YOUR OBJECTIVE:
An exact reproduction of all entries is required.

++++ RECORDS SUPPLIED

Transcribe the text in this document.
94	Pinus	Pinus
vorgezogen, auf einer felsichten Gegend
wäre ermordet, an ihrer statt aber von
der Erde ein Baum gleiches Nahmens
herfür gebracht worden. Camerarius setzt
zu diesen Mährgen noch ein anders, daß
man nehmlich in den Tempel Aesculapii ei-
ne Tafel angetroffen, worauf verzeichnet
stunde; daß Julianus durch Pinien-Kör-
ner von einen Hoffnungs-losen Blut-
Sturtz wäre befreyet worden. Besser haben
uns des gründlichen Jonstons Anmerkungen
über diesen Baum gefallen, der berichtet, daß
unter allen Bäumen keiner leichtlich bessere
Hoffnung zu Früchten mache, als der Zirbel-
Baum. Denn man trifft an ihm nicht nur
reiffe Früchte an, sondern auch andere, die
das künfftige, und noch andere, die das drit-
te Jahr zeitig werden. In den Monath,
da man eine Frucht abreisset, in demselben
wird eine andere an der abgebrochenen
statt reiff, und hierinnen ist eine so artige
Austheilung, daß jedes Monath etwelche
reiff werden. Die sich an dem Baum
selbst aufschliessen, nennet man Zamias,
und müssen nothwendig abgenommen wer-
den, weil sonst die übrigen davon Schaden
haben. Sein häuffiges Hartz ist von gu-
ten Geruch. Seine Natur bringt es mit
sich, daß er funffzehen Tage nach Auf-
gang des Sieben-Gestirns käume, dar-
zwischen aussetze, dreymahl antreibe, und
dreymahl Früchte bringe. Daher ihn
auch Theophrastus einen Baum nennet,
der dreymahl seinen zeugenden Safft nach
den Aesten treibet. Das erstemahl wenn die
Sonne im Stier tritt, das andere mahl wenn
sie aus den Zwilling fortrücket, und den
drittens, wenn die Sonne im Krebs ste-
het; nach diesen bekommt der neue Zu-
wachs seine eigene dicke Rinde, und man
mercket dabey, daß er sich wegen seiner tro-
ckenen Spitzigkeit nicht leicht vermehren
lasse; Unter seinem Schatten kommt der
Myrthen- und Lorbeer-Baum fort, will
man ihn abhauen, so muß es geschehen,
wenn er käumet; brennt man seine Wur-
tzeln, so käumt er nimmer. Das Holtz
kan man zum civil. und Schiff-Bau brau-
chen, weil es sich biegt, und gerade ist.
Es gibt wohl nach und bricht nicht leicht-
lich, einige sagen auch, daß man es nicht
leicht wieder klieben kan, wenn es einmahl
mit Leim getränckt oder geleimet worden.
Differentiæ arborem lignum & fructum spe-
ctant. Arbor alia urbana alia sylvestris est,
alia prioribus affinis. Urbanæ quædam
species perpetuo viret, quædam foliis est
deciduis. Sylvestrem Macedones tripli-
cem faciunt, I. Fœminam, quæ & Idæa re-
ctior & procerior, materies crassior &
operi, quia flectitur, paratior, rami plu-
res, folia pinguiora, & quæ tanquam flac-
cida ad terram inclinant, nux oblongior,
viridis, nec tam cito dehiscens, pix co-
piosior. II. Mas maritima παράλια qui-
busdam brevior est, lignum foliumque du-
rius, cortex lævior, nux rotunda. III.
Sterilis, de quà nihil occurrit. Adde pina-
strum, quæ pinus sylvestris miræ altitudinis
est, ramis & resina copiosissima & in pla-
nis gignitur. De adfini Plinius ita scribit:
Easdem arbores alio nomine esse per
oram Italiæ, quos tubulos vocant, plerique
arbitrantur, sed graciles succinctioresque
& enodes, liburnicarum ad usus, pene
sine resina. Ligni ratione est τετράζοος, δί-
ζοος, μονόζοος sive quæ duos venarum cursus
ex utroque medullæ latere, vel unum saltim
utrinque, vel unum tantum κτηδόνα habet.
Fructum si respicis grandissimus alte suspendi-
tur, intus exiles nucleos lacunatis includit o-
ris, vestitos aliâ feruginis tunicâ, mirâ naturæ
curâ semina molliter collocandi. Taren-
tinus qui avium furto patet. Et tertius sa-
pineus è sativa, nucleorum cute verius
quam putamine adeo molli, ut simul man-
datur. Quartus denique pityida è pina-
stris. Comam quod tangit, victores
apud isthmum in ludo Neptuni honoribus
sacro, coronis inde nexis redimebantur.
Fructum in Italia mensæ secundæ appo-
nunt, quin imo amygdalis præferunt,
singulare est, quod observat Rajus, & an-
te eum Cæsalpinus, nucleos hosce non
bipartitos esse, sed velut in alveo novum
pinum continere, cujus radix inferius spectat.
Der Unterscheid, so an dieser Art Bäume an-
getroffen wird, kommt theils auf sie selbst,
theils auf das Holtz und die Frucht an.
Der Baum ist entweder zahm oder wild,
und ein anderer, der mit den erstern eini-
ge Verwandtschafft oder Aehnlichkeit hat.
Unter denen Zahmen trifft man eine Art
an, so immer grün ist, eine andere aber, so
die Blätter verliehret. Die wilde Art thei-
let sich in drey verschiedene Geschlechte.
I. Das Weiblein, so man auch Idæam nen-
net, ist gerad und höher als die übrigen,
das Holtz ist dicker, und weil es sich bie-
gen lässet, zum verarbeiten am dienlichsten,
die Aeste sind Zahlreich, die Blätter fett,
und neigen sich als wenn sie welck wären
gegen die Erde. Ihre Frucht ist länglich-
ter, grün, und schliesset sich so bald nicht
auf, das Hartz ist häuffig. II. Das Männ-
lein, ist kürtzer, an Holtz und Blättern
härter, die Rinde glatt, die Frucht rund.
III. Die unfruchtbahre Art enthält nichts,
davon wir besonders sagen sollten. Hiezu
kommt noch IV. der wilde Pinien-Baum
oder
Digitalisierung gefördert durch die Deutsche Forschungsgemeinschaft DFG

++++++++

WRITTEN ANSWER:
Transcribe the text in this document.
94	Pinus	Pinus
vorgezogen, auf einer felsichten Gegend
wäre ermordet, an ihrer statt aber von
der Erde ein Baum gleiches Nahmens
herfür gebracht worden. Camerarius setzt
zu diesen Mährgen noch ein anders, daß
man nehmlich in den Tempel Aesculapii ei-
ne Tafel angetroffen, worauf verzeichnet
stunde; daß Julianus durch Pinien-Kör-
ner von einen Hoffnungs-losen Blut-
Sturtz wäre befreyet worden. Besser haben
uns des gründlichen Jonstons Anmerkungen
über diesen Baum gefallen, der berichtet, daß
unter allen Bäumen keiner leichtlich bessere
Hoffnung zu Früchten mache, als der Zirbel-
Baum. Denn man trifft an ihm nicht nur
reiffe Früchte an, sondern auch andere, die
das künfftige, und noch andere, die das drit-
te Jahr zeitig werden. In den Monath,
da man eine Frucht abreisset, in demselben
wird eine andere an der abgebrochenen
statt reiff, und hierinnen ist eine so artige
Austheilung, daß jedes Monath etwelche
reiff werden. Die sich an dem Baum
selbst aufschliessen, nennet man Zamias,
und müssen nothwendig abgenommen wer-
den, weil sonst die übrigen davon Schaden
haben. Sein häuffiges Hartz ist von gu-
ten Geruch. Seine Natur bringt es mit
sich, daß er funffzehen Tage nach Auf-
gang des Sieben-Gestirns käume, dar-
zwischen aussetze, dreymahl antreibe, und
dreymahl Früchte bringe. Daher ihn
auch Theophrastus einen Baum nennet,
der dreymahl seinen zeugenden Safft nach
den Aesten treibet. Das erstemahl wenn die
Sonne im Stier tritt, das andere mahl wenn
sie aus den Zwilling fortrücket, und den
drittens, wenn die Sonne im Krebs ste-
het; nach diesen bekommt der neue Zu-
wachs seine eigene dicke Rinde, und man
mercket dabey, daß er sich wegen seiner tro-
ckenen Spitzigkeit nicht leicht vermehren
lasse; Unter seinem Schatten kommt der
Myrthen- und Lorbeer-Baum fort, will
man ihn abhauen, so muß es geschehen,
wenn er käumet; brennt man seine Wur-
tzeln, so käumt er nimmer. Das Holtz
kan man zum civil. und Schiff-Bau brau-
chen, weil es sich biegt, und gerade ist.
Es gibt wohl nach und bricht nicht leicht-
lich, einige sagen auch, daß man es nicht
leicht wieder klieben kan, wenn es einmahl
mit Leim getränckt oder geleimet worden.
Differentiæ arborem lignum & fructum spe-
ctant. Arbor alia urbana alia sylvestris est,
alia prioribus affinis. Urbanæ quædam
species perpetuo viret, quædam foliis est
deciduis. Sylvestrem Macedones tripli-
cem faciunt, I. Fœminam, quæ & Idæa re-
ctior & procerior, materies crassior &
operi, quia flectitur, paratior, rami plu-
res, folia pinguiora, & quæ tanquam flac-
cida ad terram inclinant, nux oblongior,
viridis, nec tam cito dehiscens, pix co-
piosior. II. Mas maritima παράλια qui-
busdam brevior est, lignum foliumque du-
rius, cortex lævior, nux rotunda. III.
Sterilis, de quà nihil occurrit. Adde pina-
strum, quæ pinus sylvestris miræ altitudinis
est, ramis & resina copiosissima & in pla-
nis gignitur. De adfini Plinius ita scribit:
Easdem arbores alio nomine esse per
oram Italiæ, quos tubulos vocant, plerique
arbitrantur, sed graciles succinctioresque
& enodes, liburnicarum ad usus, pene
sine resina. Ligni ratione est τετράζοος, δί-
ζοος, μονόζοος sive quæ duos venarum cursus
ex utroque medullæ latere, vel unum saltim
utrinque, vel unum tantum κτηδόνα habet.
Fructum si respicis grandissimus alte suspendi-
tur, intus exiles nucleos lacunatis includit o-
ris, vestitos aliâ feruginis tunicâ, mirâ naturæ
curâ semina molliter collocandi. Taren-
tinus qui avium furto patet. Et tertius sa-
pineus è sativa, nucleorum cute verius
quam putamine adeo molli, ut simul man-
datur. Quartus denique pityida è pina-
stris. Comam quod tangit, victores
apud isthmum in ludo Neptuni honoribus
sacro, coronis inde nexis redimebantur.
Fructum in Italia mensæ secundæ appo-
nunt, quin imo amygdalis præferunt,
singulare est, quod observat Rajus, & an-
te eum Cæsalpinus, nucleos hosce non
bipartitos esse, sed velut in alveo novum
pinum continere, cujus radix inferius spectat.
Der Unterscheid, so an dieser Art Bäume an-
getroffen wird, kommt theils auf sie selbst,
theils auf das Holtz und die Frucht an.
Der Baum ist entweder zahm oder wild,
und ein anderer, der mit den erstern eini-
ge Verwandtschafft oder Aehnlichkeit hat.
Unter denen Zahmen trifft man eine Art
an, so immer grün ist, eine andere aber, so
die Blätter verliehret. Die wilde Art thei-
let sich in drey verschiedene Geschlechte.
I. Das Weiblein, so man auch Idæam nen-
net, ist gerad und höher als die übrigen,
das Holtz ist dicker, und weil es sich bie-
gen lässet, zum verarbeiten am dienlichsten,
die Aeste sind Zahlreich, die Blätter fett,
und neigen sich als wenn sie welck wären
gegen die Erde. Ihre Frucht ist länglich-
ter, grün, und schliesset sich so bald nicht
auf, das Hartz ist häuffig. II. Das Männ-
lein, ist kürtzer, an Holtz und Blättern
härter, die Rinde glatt, die Frucht rund.
III. Die unfruchtbahre Art enthält nichts,
davon wir besonders sagen sollten. Hiezu
kommt noch IV. der wilde Pinien-Baum
oder
Digitalisierung gefördert durch die Deutsche Forschungsgemeinschaft DFG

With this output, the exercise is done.